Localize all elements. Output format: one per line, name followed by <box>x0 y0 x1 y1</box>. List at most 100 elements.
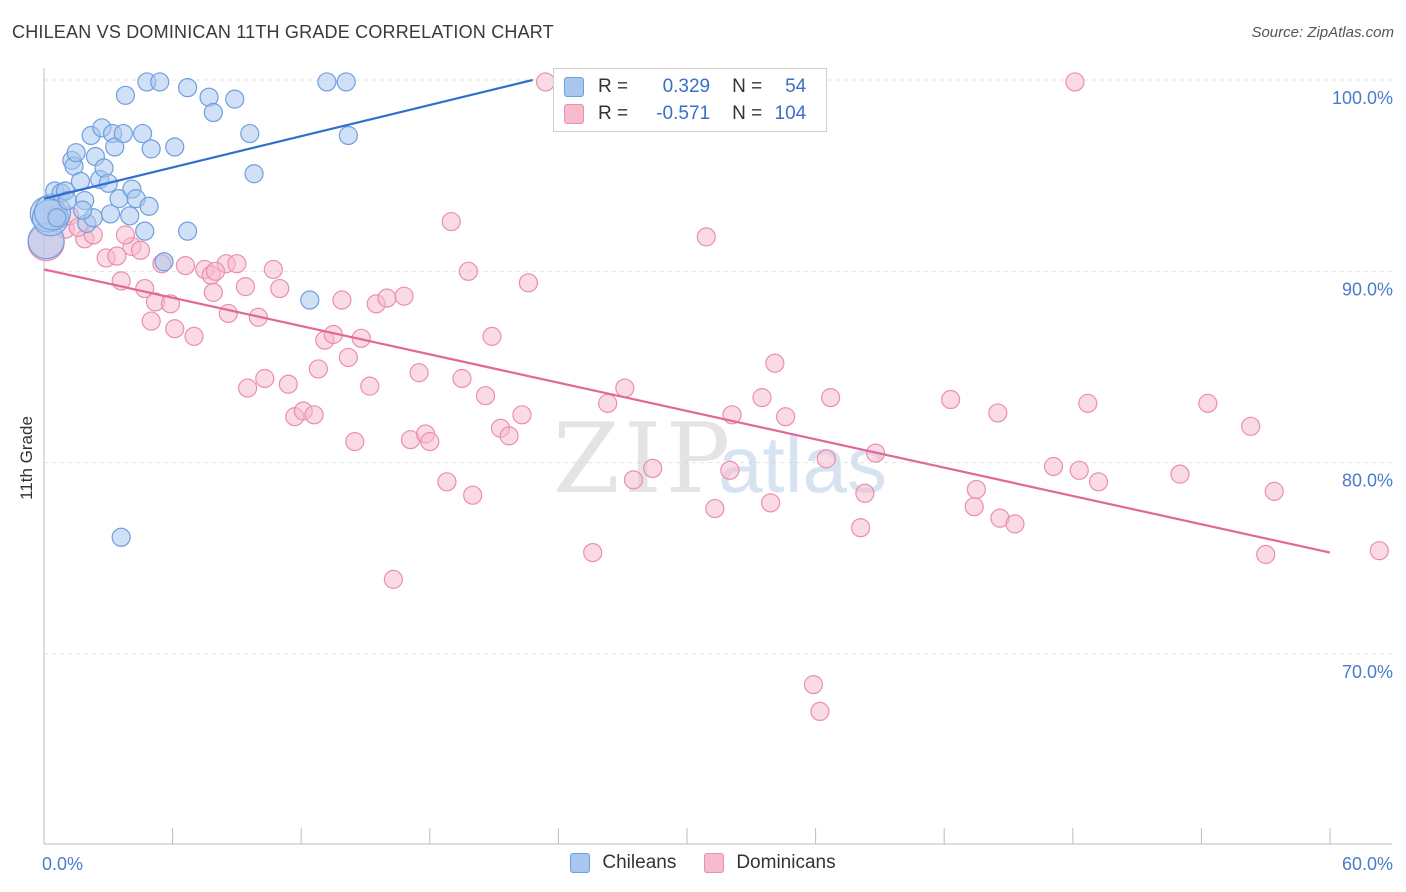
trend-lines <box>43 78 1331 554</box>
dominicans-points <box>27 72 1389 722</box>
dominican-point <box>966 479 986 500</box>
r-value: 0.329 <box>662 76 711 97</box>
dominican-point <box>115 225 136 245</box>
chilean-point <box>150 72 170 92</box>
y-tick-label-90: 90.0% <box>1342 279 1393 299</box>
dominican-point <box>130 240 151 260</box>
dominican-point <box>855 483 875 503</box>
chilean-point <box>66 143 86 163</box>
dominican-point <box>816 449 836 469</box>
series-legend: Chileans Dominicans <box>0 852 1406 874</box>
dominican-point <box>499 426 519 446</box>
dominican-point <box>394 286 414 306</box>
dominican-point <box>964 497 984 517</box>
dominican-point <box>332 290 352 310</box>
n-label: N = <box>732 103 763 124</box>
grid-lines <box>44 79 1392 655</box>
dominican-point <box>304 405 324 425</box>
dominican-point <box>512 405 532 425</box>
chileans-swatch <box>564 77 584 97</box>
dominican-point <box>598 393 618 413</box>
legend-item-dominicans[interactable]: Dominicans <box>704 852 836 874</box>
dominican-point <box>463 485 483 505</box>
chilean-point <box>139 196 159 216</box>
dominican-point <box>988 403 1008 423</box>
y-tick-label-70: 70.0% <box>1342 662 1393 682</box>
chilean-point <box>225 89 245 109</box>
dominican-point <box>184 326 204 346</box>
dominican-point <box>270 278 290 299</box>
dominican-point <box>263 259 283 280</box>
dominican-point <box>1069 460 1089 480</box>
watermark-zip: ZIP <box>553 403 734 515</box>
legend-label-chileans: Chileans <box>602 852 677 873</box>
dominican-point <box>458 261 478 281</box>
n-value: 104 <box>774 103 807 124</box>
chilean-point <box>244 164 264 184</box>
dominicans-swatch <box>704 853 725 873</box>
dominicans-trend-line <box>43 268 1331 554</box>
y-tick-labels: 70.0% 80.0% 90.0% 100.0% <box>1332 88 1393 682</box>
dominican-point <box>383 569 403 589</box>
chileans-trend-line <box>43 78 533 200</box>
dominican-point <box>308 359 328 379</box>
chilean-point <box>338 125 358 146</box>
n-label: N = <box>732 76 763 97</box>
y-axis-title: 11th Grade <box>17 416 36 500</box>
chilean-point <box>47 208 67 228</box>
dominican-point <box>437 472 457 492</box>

=== Goal ===
Can you copy the data above line for line, with no changes, and leave out the pictures?

=== Full response ===
Localize all elements. Output format: one per line, name followed by <box>x0 y0 x1 y1</box>. List at most 100 elements.
trend-lines <box>43 78 1331 554</box>
dominicans-points <box>27 72 1389 722</box>
dominican-point <box>966 479 986 500</box>
r-value: 0.329 <box>662 76 711 97</box>
dominican-point <box>115 225 136 245</box>
chilean-point <box>150 72 170 92</box>
y-tick-label-90: 90.0% <box>1342 279 1393 299</box>
dominican-point <box>130 240 151 260</box>
dominican-point <box>855 483 875 503</box>
chilean-point <box>66 143 86 163</box>
dominican-point <box>816 449 836 469</box>
series-legend: Chileans Dominicans <box>0 852 1406 874</box>
dominican-point <box>499 426 519 446</box>
dominican-point <box>394 286 414 306</box>
dominican-point <box>964 497 984 517</box>
dominican-point <box>332 290 352 310</box>
n-label: N = <box>732 103 763 124</box>
grid-lines <box>44 79 1392 655</box>
dominican-point <box>304 405 324 425</box>
dominican-point <box>512 405 532 425</box>
chileans-swatch <box>564 77 584 97</box>
dominican-point <box>598 393 618 413</box>
legend-item-dominicans[interactable]: Dominicans <box>704 852 836 874</box>
dominican-point <box>463 485 483 505</box>
chilean-point <box>139 196 159 216</box>
dominican-point <box>988 403 1008 423</box>
y-tick-label-70: 70.0% <box>1342 662 1393 682</box>
chilean-point <box>225 89 245 109</box>
dominican-point <box>184 326 204 346</box>
dominican-point <box>270 278 290 299</box>
dominican-point <box>263 259 283 280</box>
dominican-point <box>1069 460 1089 480</box>
watermark-zip: ZIP <box>553 403 734 515</box>
legend-label-chileans: Chileans <box>602 852 677 873</box>
dominican-point <box>458 261 478 281</box>
n-value: 104 <box>774 103 807 124</box>
chilean-point <box>244 164 264 184</box>
dominicans-swatch <box>704 853 725 873</box>
dominicans-trend-line <box>43 268 1331 554</box>
y-tick-labels: 70.0% 80.0% 90.0% 100.0% <box>1332 88 1393 682</box>
dominican-point <box>383 569 403 589</box>
chileans-trend-line <box>43 78 533 200</box>
dominican-point <box>308 359 328 379</box>
chilean-point <box>338 125 358 146</box>
n-label: N = <box>732 76 763 97</box>
y-axis-title: 11th Grade <box>17 416 36 500</box>
chilean-point <box>47 208 67 228</box>
dominican-point <box>437 472 457 492</box>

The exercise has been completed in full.